◆ **TEXTO FORNECIDO**
------------------------------------------------
O art. 278 do CPC vindouro, por sua vez, corresponde, em tese, ao atual art. 798, que consagra o poder geral de cautela.

Como a nova disposição abarca tanto as medidas conservativas como as de caráter satisfativo, parece-nos que mais adequado seria passar a denominar a hipótese como poder geral de urgência.[18]

A redação do citado art. 278 do Anteprojeto, porém, merece reparos, tendo em vista que não apenas “uma parte” pode causar lesão à outra, mas principalmente o só decurso do tempo, capaz, inclusive, de comprometer a efetividade da tutela jurisdicional a ser oferecida pelo Estado-juiz.

Já o parágrafo único do art. 278 reproduz quase literalmente o disposto no art. 805 do CPC, que deriva do princípio da menor restrição possível, o que não constitui inovação.

Nos artigos seguintes das disposições comuns, o Anteprojeto praticamente repete os arts. 273, §§1º e 3º, 800 e 811 do atual Código de Processo Civil e positiva, expressamente, em seu art. 279, parágrafo único, que a decisão, nessa seara, desafia agravo de instrumento.

Dada a menor relevância dessas disposições, que não contemplam alterações substanciais em relação à disciplina atual, passamos à análise das tutelas de urgência e da evidência.


3. Tutela de urgência.

Sobre a urgência, Luiz Fux há muito já assentava que:

À luz do princípio do acesso à justiça, consagrado no art. 5º, XXXV, da Constituição Federal, que tem como corolário o direito impostergável à adequada tutela jurisdicional, não podia o legislador escusar-se de prever a “tutela urgente”, sob pena de consagrar a tutela “tardia e ineficiente”, infirmando a garantia constitucional por via oblíqua, na medida em que a “justiça retardada é justiça denegada”.[19]

Atendendo aos reclamos da urgência e uniformizando, como dito alhures, o tratamento das tutelas cautelar e antecipatória – esta última denominada satisfativa –, o art. 283 do Anteprojeto do Novo CPC, tratando do que denomina tutela de urgência, estatui, in verbis:

Art. 283. Para a concessão de tutela de urgência, serão exigidos elementos que evidenciem a plausibilidade do direito, bem como a demonstração de risco de dano irreparável ou de difícil reparação.
------------------------------------------------
◆ **MATERIAL FORNECIDO**
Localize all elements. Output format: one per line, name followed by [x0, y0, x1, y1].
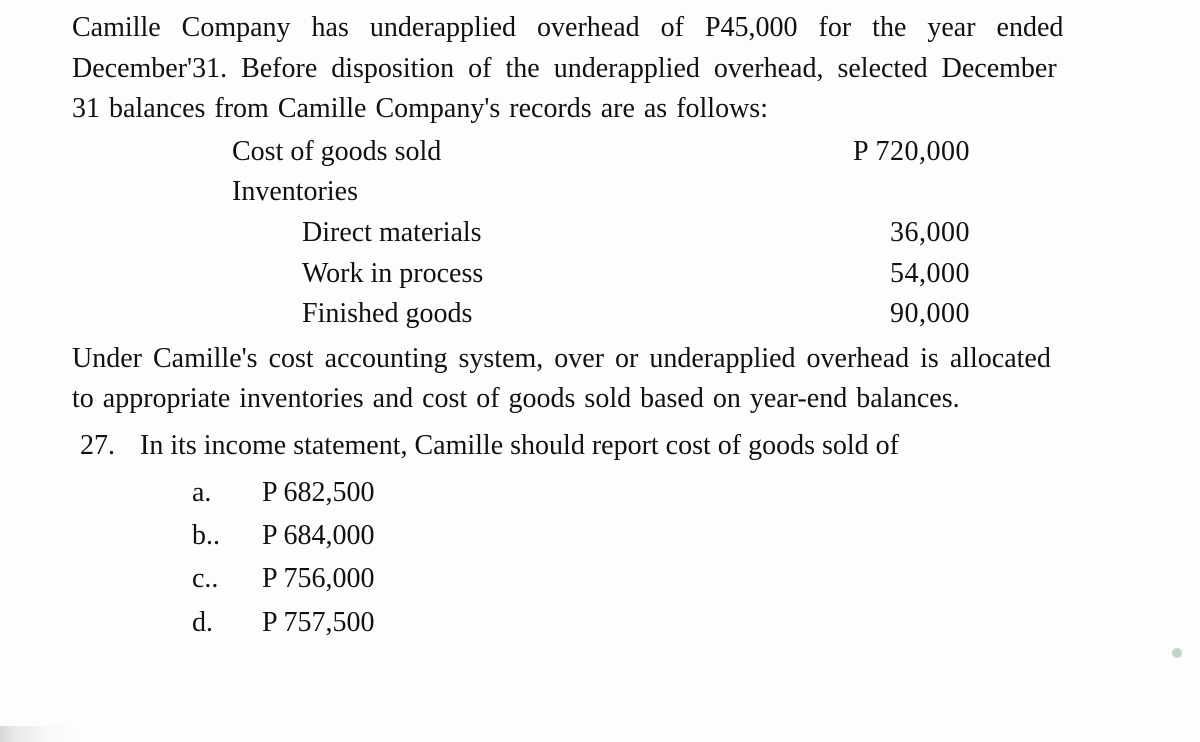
------------------------------------------------
◆ **ENUNCIADO 1**
Segundo o texto sobre a tutela de urgência no Anteprojeto do novo CPC, que denominação seria mais adequada para a hipótese prevista no art. 278?
◆ **ENUNCIADO 2**
Prossiga o texto sobre a tutela de urgência no Anteprojeto do novo CPC a partir da última frase apresentada.

◆ **RESPOSTA 1**
Poder geral de urgência.

◆ **RESPOSTA 2**
Enquanto o art. 273 do CPC de 1973 exige prova inequívoca e verossimilhança das alegações, o novel dispositivo requer a plausibilidade do direito para a tutela de urgência.

Segundo o eminente Min. Luiz Fux, há, em princípio, uma contraditio in terminis na utilização das expressões “prova inequívoca” e “verossimilhança” no art. 273 em vigor, na medida em que aquela conduz à certeza, e não apenas a um juízo de probabilidade.[20]

Nessa linha, o Anteprojeto passa a exigir “elementos que evidenciem a plausibilidade do direito”, o que mais se aproxima da convicção de verossimilhança, característica das tutelas de urgência, que são fruto da cognição sumária.

No que tange à consagrada fórmula “dano irreparável e dano de difícil reparação”, repetida no Anteprojeto, tal requisito da tutela de urgência já era encontrado no art. 273 , I, do CPC de 1973. Por essa razão, sobre o seu significado, valemo-nos dos ensinamentos da doutrina até então prevalente.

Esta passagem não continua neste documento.